Goal: Print out each record below, unaltered and complete, without its images.

Material for the task:
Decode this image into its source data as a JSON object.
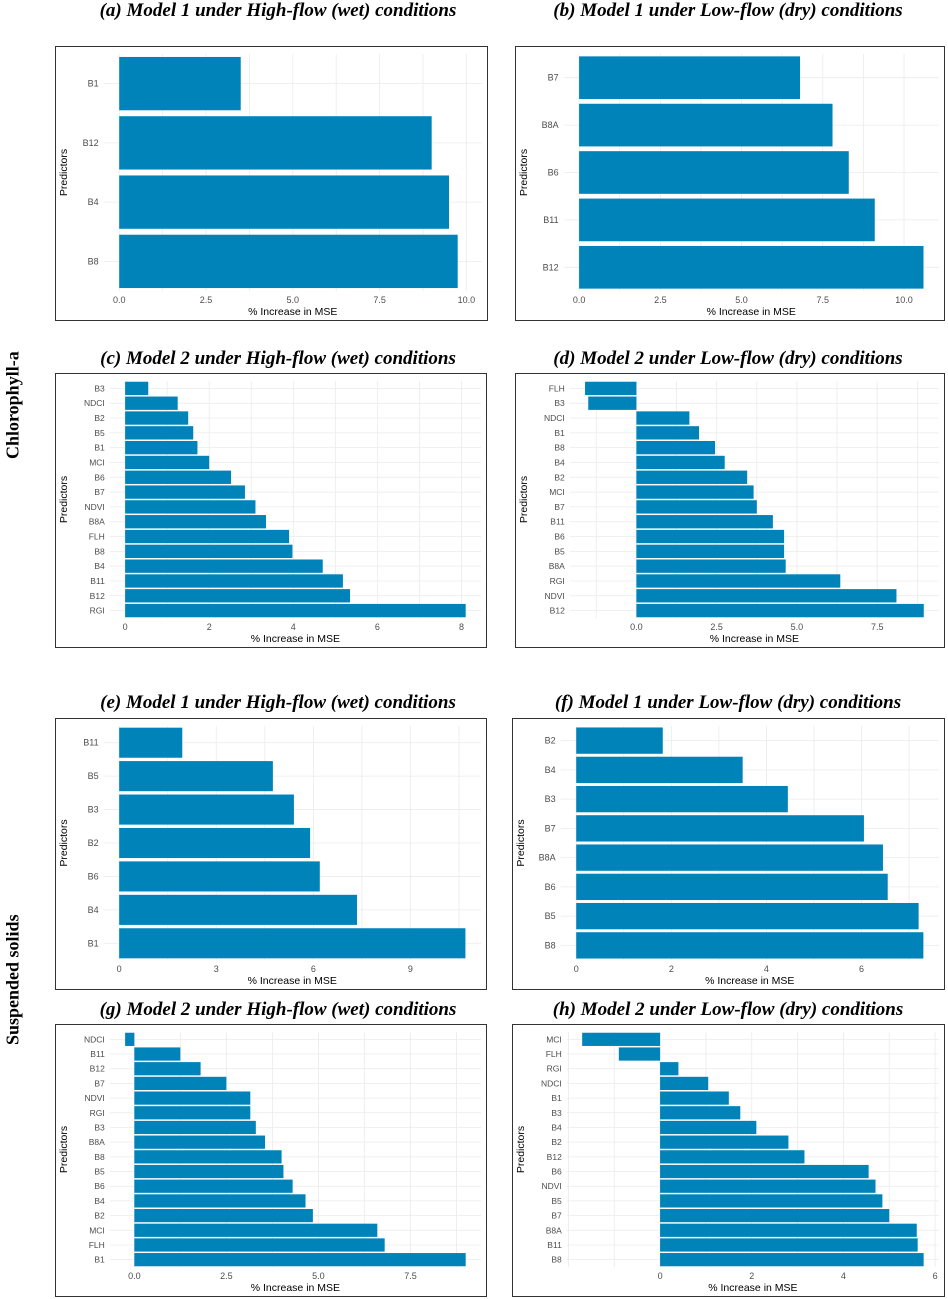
{
  "row_labels": {
    "top": "Chlorophyll-a",
    "bottom": "Suspended solids"
  },
  "colors": {
    "bar": "#0083b8",
    "grid": "#ebebeb",
    "frame": "#333333",
    "text": "#4d4d4d",
    "axis_title": "#000000"
  },
  "chart_data": [
    {
      "id": "a",
      "type": "bar",
      "orientation": "horizontal",
      "title": "(a)  Model 1 under High-flow (wet) conditions",
      "xlabel": "% Increase in MSE",
      "ylabel": "Predictors",
      "categories": [
        "B1",
        "B12",
        "B4",
        "B8"
      ],
      "values": [
        3.5,
        9.0,
        9.5,
        9.75
      ],
      "xlim": [
        0,
        10
      ],
      "xticks": [
        0,
        2.5,
        5,
        7.5,
        10
      ],
      "tick_labels": [
        "0.0",
        "2.5",
        "5.0",
        "7.5",
        "10.0"
      ]
    },
    {
      "id": "b",
      "type": "bar",
      "orientation": "horizontal",
      "title": "(b)  Model 1 under Low-flow (dry) conditions",
      "xlabel": "% Increase in MSE",
      "ylabel": "Predictors",
      "categories": [
        "B7",
        "B8A",
        "B6",
        "B11",
        "B12"
      ],
      "values": [
        6.8,
        7.8,
        8.3,
        9.1,
        10.6
      ],
      "xlim": [
        0,
        10.6
      ],
      "xticks": [
        0,
        2.5,
        5,
        7.5,
        10
      ],
      "tick_labels": [
        "0.0",
        "2.5",
        "5.0",
        "7.5",
        "10.0"
      ]
    },
    {
      "id": "c",
      "type": "bar",
      "orientation": "horizontal",
      "title": "(c)  Model 2 under High-flow (wet) conditions",
      "xlabel": "% Increase in MSE",
      "ylabel": "Predictors",
      "categories": [
        "B3",
        "NDCI",
        "B2",
        "B5",
        "B1",
        "MCI",
        "B6",
        "B7",
        "NDVI",
        "B8A",
        "FLH",
        "B8",
        "B4",
        "B11",
        "B12",
        "RGI"
      ],
      "values": [
        0.55,
        1.25,
        1.5,
        1.62,
        1.72,
        2.0,
        2.52,
        2.85,
        3.1,
        3.35,
        3.9,
        3.98,
        4.7,
        5.18,
        5.35,
        8.1
      ],
      "xlim": [
        0,
        8.1
      ],
      "xticks": [
        0,
        2,
        4,
        6,
        8
      ],
      "tick_labels": [
        "0",
        "2",
        "4",
        "6",
        "8"
      ]
    },
    {
      "id": "d",
      "type": "bar",
      "orientation": "horizontal",
      "title": "(d)  Model 2 under Low-flow (dry) conditions",
      "xlabel": "% Increase in MSE",
      "ylabel": "Predictors",
      "categories": [
        "FLH",
        "B3",
        "NDCI",
        "B1",
        "B8",
        "B4",
        "B2",
        "MCI",
        "B7",
        "B11",
        "B6",
        "B5",
        "B8A",
        "RGI",
        "NDVI",
        "B12"
      ],
      "values": [
        -1.6,
        -1.5,
        1.65,
        1.95,
        2.45,
        2.75,
        3.45,
        3.65,
        3.75,
        4.25,
        4.6,
        4.6,
        4.65,
        6.35,
        8.1,
        8.95
      ],
      "xlim": [
        -1.6,
        8.95
      ],
      "xticks": [
        0,
        2.5,
        5,
        7.5
      ],
      "tick_labels": [
        "0.0",
        "2.5",
        "5.0",
        "7.5"
      ]
    },
    {
      "id": "e",
      "type": "bar",
      "orientation": "horizontal",
      "title": "(e)  Model 1 under High-flow (wet) conditions",
      "xlabel": "% Increase in MSE",
      "ylabel": "Predictors",
      "categories": [
        "B11",
        "B5",
        "B3",
        "B2",
        "B6",
        "B4",
        "B1"
      ],
      "values": [
        1.95,
        4.75,
        5.4,
        5.9,
        6.2,
        7.35,
        10.7
      ],
      "xlim": [
        0,
        10.7
      ],
      "xticks": [
        0,
        3,
        6,
        9
      ],
      "tick_labels": [
        "0",
        "3",
        "6",
        "9"
      ]
    },
    {
      "id": "f",
      "type": "bar",
      "orientation": "horizontal",
      "title": "(f)  Model 1 under Low-flow (dry) conditions",
      "xlabel": "% Increase in MSE",
      "ylabel": "Predictors",
      "categories": [
        "B2",
        "B4",
        "B3",
        "B7",
        "B8A",
        "B6",
        "B5",
        "B8"
      ],
      "values": [
        1.82,
        3.5,
        4.45,
        6.05,
        6.45,
        6.55,
        7.2,
        7.3
      ],
      "xlim": [
        0,
        7.3
      ],
      "xticks": [
        0,
        2,
        4,
        6
      ],
      "tick_labels": [
        "0",
        "2",
        "4",
        "6"
      ]
    },
    {
      "id": "g",
      "type": "bar",
      "orientation": "horizontal",
      "title": "(g)  Model 2 under High-flow (wet) conditions",
      "xlabel": "% Increase in MSE",
      "ylabel": "Predictors",
      "categories": [
        "NDCI",
        "B11",
        "B12",
        "B7",
        "NDVI",
        "RGI",
        "B3",
        "B8A",
        "B8",
        "B5",
        "B6",
        "B4",
        "B2",
        "MCI",
        "FLH",
        "B1"
      ],
      "values": [
        -0.25,
        1.25,
        1.8,
        2.5,
        3.15,
        3.15,
        3.3,
        3.55,
        4.0,
        4.05,
        4.3,
        4.65,
        4.85,
        6.6,
        6.8,
        9.0
      ],
      "xlim": [
        -0.25,
        9.0
      ],
      "xticks": [
        0,
        2.5,
        5,
        7.5
      ],
      "tick_labels": [
        "0.0",
        "2.5",
        "5.0",
        "7.5"
      ]
    },
    {
      "id": "h",
      "type": "bar",
      "orientation": "horizontal",
      "title": "(h)  Model 2 under Low-flow (dry) conditions",
      "xlabel": "% Increase in MSE",
      "ylabel": "Predictors",
      "categories": [
        "MCI",
        "FLH",
        "RGI",
        "NDCI",
        "B1",
        "B3",
        "B4",
        "B2",
        "B12",
        "B6",
        "NDVI",
        "B5",
        "B7",
        "B8A",
        "B11",
        "B8"
      ],
      "values": [
        -1.7,
        -0.9,
        0.4,
        1.05,
        1.5,
        1.75,
        2.1,
        2.8,
        3.15,
        4.55,
        4.7,
        4.85,
        5.0,
        5.6,
        5.62,
        5.75
      ],
      "xlim": [
        -1.7,
        5.75
      ],
      "xticks": [
        0,
        2,
        4,
        6
      ],
      "tick_labels": [
        "0",
        "2",
        "4",
        "6"
      ]
    }
  ]
}
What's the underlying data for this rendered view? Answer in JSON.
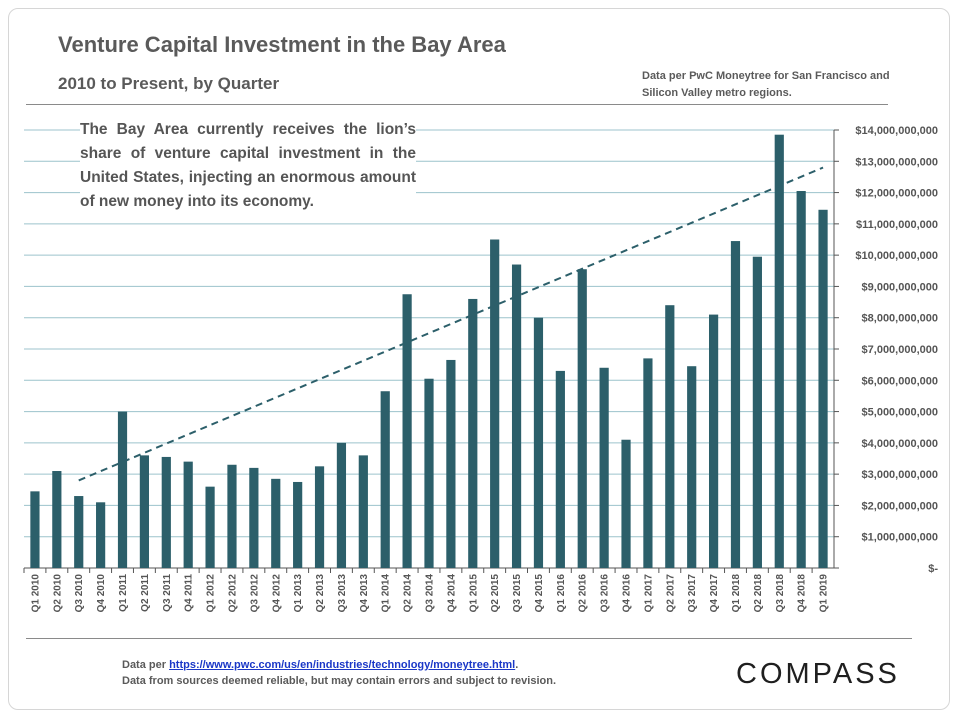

Solved exercise:
Decode this image into its source data as a JSON object.
{
  "row_labels": {
    "top": "Chlorophyll-a",
    "bottom": "Suspended solids"
  },
  "colors": {
    "bar": "#0083b8",
    "grid": "#ebebeb",
    "frame": "#333333",
    "text": "#4d4d4d",
    "axis_title": "#000000"
  },
  "chart_data": [
    {
      "id": "a",
      "type": "bar",
      "orientation": "horizontal",
      "title": "(a)  Model 1 under High-flow (wet) conditions",
      "xlabel": "% Increase in MSE",
      "ylabel": "Predictors",
      "categories": [
        "B1",
        "B12",
        "B4",
        "B8"
      ],
      "values": [
        3.5,
        9.0,
        9.5,
        9.75
      ],
      "xlim": [
        0,
        10
      ],
      "xticks": [
        0,
        2.5,
        5,
        7.5,
        10
      ],
      "tick_labels": [
        "0.0",
        "2.5",
        "5.0",
        "7.5",
        "10.0"
      ]
    },
    {
      "id": "b",
      "type": "bar",
      "orientation": "horizontal",
      "title": "(b)  Model 1 under Low-flow (dry) conditions",
      "xlabel": "% Increase in MSE",
      "ylabel": "Predictors",
      "categories": [
        "B7",
        "B8A",
        "B6",
        "B11",
        "B12"
      ],
      "values": [
        6.8,
        7.8,
        8.3,
        9.1,
        10.6
      ],
      "xlim": [
        0,
        10.6
      ],
      "xticks": [
        0,
        2.5,
        5,
        7.5,
        10
      ],
      "tick_labels": [
        "0.0",
        "2.5",
        "5.0",
        "7.5",
        "10.0"
      ]
    },
    {
      "id": "c",
      "type": "bar",
      "orientation": "horizontal",
      "title": "(c)  Model 2 under High-flow (wet) conditions",
      "xlabel": "% Increase in MSE",
      "ylabel": "Predictors",
      "categories": [
        "B3",
        "NDCI",
        "B2",
        "B5",
        "B1",
        "MCI",
        "B6",
        "B7",
        "NDVI",
        "B8A",
        "FLH",
        "B8",
        "B4",
        "B11",
        "B12",
        "RGI"
      ],
      "values": [
        0.55,
        1.25,
        1.5,
        1.62,
        1.72,
        2.0,
        2.52,
        2.85,
        3.1,
        3.35,
        3.9,
        3.98,
        4.7,
        5.18,
        5.35,
        8.1
      ],
      "xlim": [
        0,
        8.1
      ],
      "xticks": [
        0,
        2,
        4,
        6,
        8
      ],
      "tick_labels": [
        "0",
        "2",
        "4",
        "6",
        "8"
      ]
    },
    {
      "id": "d",
      "type": "bar",
      "orientation": "horizontal",
      "title": "(d)  Model 2 under Low-flow (dry) conditions",
      "xlabel": "% Increase in MSE",
      "ylabel": "Predictors",
      "categories": [
        "FLH",
        "B3",
        "NDCI",
        "B1",
        "B8",
        "B4",
        "B2",
        "MCI",
        "B7",
        "B11",
        "B6",
        "B5",
        "B8A",
        "RGI",
        "NDVI",
        "B12"
      ],
      "values": [
        -1.6,
        -1.5,
        1.65,
        1.95,
        2.45,
        2.75,
        3.45,
        3.65,
        3.75,
        4.25,
        4.6,
        4.6,
        4.65,
        6.35,
        8.1,
        8.95
      ],
      "xlim": [
        -1.6,
        8.95
      ],
      "xticks": [
        0,
        2.5,
        5,
        7.5
      ],
      "tick_labels": [
        "0.0",
        "2.5",
        "5.0",
        "7.5"
      ]
    },
    {
      "id": "e",
      "type": "bar",
      "orientation": "horizontal",
      "title": "(e)  Model 1 under High-flow (wet) conditions",
      "xlabel": "% Increase in MSE",
      "ylabel": "Predictors",
      "categories": [
        "B11",
        "B5",
        "B3",
        "B2",
        "B6",
        "B4",
        "B1"
      ],
      "values": [
        1.95,
        4.75,
        5.4,
        5.9,
        6.2,
        7.35,
        10.7
      ],
      "xlim": [
        0,
        10.7
      ],
      "xticks": [
        0,
        3,
        6,
        9
      ],
      "tick_labels": [
        "0",
        "3",
        "6",
        "9"
      ]
    },
    {
      "id": "f",
      "type": "bar",
      "orientation": "horizontal",
      "title": "(f)  Model 1 under Low-flow (dry) conditions",
      "xlabel": "% Increase in MSE",
      "ylabel": "Predictors",
      "categories": [
        "B2",
        "B4",
        "B3",
        "B7",
        "B8A",
        "B6",
        "B5",
        "B8"
      ],
      "values": [
        1.82,
        3.5,
        4.45,
        6.05,
        6.45,
        6.55,
        7.2,
        7.3
      ],
      "xlim": [
        0,
        7.3
      ],
      "xticks": [
        0,
        2,
        4,
        6
      ],
      "tick_labels": [
        "0",
        "2",
        "4",
        "6"
      ]
    },
    {
      "id": "g",
      "type": "bar",
      "orientation": "horizontal",
      "title": "(g)  Model 2 under High-flow (wet) conditions",
      "xlabel": "% Increase in MSE",
      "ylabel": "Predictors",
      "categories": [
        "NDCI",
        "B11",
        "B12",
        "B7",
        "NDVI",
        "RGI",
        "B3",
        "B8A",
        "B8",
        "B5",
        "B6",
        "B4",
        "B2",
        "MCI",
        "FLH",
        "B1"
      ],
      "values": [
        -0.25,
        1.25,
        1.8,
        2.5,
        3.15,
        3.15,
        3.3,
        3.55,
        4.0,
        4.05,
        4.3,
        4.65,
        4.85,
        6.6,
        6.8,
        9.0
      ],
      "xlim": [
        -0.25,
        9.0
      ],
      "xticks": [
        0,
        2.5,
        5,
        7.5
      ],
      "tick_labels": [
        "0.0",
        "2.5",
        "5.0",
        "7.5"
      ]
    },
    {
      "id": "h",
      "type": "bar",
      "orientation": "horizontal",
      "title": "(h)  Model 2 under Low-flow (dry) conditions",
      "xlabel": "% Increase in MSE",
      "ylabel": "Predictors",
      "categories": [
        "MCI",
        "FLH",
        "RGI",
        "NDCI",
        "B1",
        "B3",
        "B4",
        "B2",
        "B12",
        "B6",
        "NDVI",
        "B5",
        "B7",
        "B8A",
        "B11",
        "B8"
      ],
      "values": [
        -1.7,
        -0.9,
        0.4,
        1.05,
        1.5,
        1.75,
        2.1,
        2.8,
        3.15,
        4.55,
        4.7,
        4.85,
        5.0,
        5.6,
        5.62,
        5.75
      ],
      "xlim": [
        -1.7,
        5.75
      ],
      "xticks": [
        0,
        2,
        4,
        6
      ],
      "tick_labels": [
        "0",
        "2",
        "4",
        "6"
      ]
    }
  ]
}
What's the underlying data for this rendered view? Answer in JSON.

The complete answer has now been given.